Each record below should be repeated precisely as written.

Document transcript data:
= = =

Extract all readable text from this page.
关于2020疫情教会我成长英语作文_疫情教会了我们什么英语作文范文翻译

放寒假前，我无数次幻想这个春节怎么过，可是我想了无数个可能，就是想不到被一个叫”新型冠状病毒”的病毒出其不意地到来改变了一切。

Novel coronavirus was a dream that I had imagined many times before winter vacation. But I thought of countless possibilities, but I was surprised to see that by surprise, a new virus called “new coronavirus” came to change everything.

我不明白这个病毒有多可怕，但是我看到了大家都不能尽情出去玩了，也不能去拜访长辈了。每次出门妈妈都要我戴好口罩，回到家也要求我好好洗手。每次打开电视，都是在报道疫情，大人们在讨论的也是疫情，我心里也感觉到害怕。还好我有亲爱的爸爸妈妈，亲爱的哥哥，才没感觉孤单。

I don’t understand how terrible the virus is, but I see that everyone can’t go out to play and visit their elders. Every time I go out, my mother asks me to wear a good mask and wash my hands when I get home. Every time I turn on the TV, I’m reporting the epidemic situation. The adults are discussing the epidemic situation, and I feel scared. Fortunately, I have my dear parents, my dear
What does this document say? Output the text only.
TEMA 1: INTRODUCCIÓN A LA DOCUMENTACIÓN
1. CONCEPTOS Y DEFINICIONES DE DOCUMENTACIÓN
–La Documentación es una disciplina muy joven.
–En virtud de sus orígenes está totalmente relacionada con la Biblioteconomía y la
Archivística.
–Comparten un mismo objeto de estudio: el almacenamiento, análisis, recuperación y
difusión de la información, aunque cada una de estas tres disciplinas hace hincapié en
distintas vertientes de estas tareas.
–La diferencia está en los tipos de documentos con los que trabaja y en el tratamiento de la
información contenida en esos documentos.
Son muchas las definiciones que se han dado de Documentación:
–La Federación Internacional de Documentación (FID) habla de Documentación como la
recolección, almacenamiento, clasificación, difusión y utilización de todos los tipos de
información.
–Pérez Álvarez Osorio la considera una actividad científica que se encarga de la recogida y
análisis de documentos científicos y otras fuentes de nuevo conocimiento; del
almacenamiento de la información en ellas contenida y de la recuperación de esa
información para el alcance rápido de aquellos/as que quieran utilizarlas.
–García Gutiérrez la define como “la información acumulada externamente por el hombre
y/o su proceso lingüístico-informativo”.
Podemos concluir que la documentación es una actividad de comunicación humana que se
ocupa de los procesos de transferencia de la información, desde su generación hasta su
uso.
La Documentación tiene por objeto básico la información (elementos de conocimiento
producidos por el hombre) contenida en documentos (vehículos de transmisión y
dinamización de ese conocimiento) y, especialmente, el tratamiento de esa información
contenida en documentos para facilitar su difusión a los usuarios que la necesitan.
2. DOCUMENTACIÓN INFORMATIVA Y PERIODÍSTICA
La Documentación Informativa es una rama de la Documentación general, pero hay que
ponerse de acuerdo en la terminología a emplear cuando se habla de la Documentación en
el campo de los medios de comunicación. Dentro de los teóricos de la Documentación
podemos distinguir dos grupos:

= = =

◆ **EXPECTED ANSWER**:
Extract all readable text from this page.
关于2020疫情教会我成长英语作文_疫情教会了我们什么英语作文范文翻译

放寒假前，我无数次幻想这个春节怎么过，可是我想了无数个可能，就是想不到被一个叫”新型冠状病毒”的病毒出其不意地到来改变了一切。

Novel coronavirus was a dream that I had imagined many times before winter vacation. But I thought of countless possibilities, but I was surprised to see that by surprise, a new virus called “new coronavirus” came to change everything.

我不明白这个病毒有多可怕，但是我看到了大家都不能尽情出去玩了，也不能去拜访长辈了。每次出门妈妈都要我戴好口罩，回到家也要求我好好洗手。每次打开电视，都是在报道疫情，大人们在讨论的也是疫情，我心里也感觉到害怕。还好我有亲爱的爸爸妈妈，亲爱的哥哥，才没感觉孤单。

I don’t understand how terrible the virus is, but I see that everyone can’t go out to play and visit their elders. Every time I go out, my mother asks me to wear a good mask and wash my hands when I get home. Every time I turn on the TV, I’m reporting the epidemic situation. The adults are discussing the epidemic situation, and I feel scared. Fortunately, I have my dear parents, my dear
What does this document say? Output the text only.
TEMA 1: INTRODUCCIÓN A LA DOCUMENTACIÓN
1. CONCEPTOS Y DEFINICIONES DE DOCUMENTACIÓN
–La Documentación es una disciplina muy joven.
–En virtud de sus orígenes está totalmente relacionada con la Biblioteconomía y la
Archivística.
–Comparten un mismo objeto de estudio: el almacenamiento, análisis, recuperación y
difusión de la información, aunque cada una de estas tres disciplinas hace hincapié en
distintas vertientes de estas tareas.
–La diferencia está en los tipos de documentos con los que trabaja y en el tratamiento de la
información contenida en esos documentos.
Son muchas las definiciones que se han dado de Documentación:
–La Federación Internacional de Documentación (FID) habla de Documentación como la
recolección, almacenamiento, clasificación, difusión y utilización de todos los tipos de
información.
–Pérez Álvarez Osorio la considera una actividad científica que se encarga de la recogida y
análisis de documentos científicos y otras fuentes de nuevo conocimiento; del
almacenamiento de la información en ellas contenida y de la recuperación de esa
información para el alcance rápido de aquellos/as que quieran utilizarlas.
–García Gutiérrez la define como “la información acumulada externamente por el hombre
y/o su proceso lingüístico-informativo”.
Podemos concluir que la documentación es una actividad de comunicación humana que se
ocupa de los procesos de transferencia de la información, desde su generación hasta su
uso.
La Documentación tiene por objeto básico la información (elementos de conocimiento
producidos por el hombre) contenida en documentos (vehículos de transmisión y
dinamización de ese conocimiento) y, especialmente, el tratamiento de esa información
contenida en documentos para facilitar su difusión a los usuarios que la necesitan.
2. DOCUMENTACIÓN INFORMATIVA Y PERIODÍSTICA
La Documentación Informativa es una rama de la Documentación general, pero hay que
ponerse de acuerdo en la terminología a emplear cuando se habla de la Documentación en
el campo de los medios de comunicación. Dentro de los teóricos de la Documentación
podemos distinguir dos grupos:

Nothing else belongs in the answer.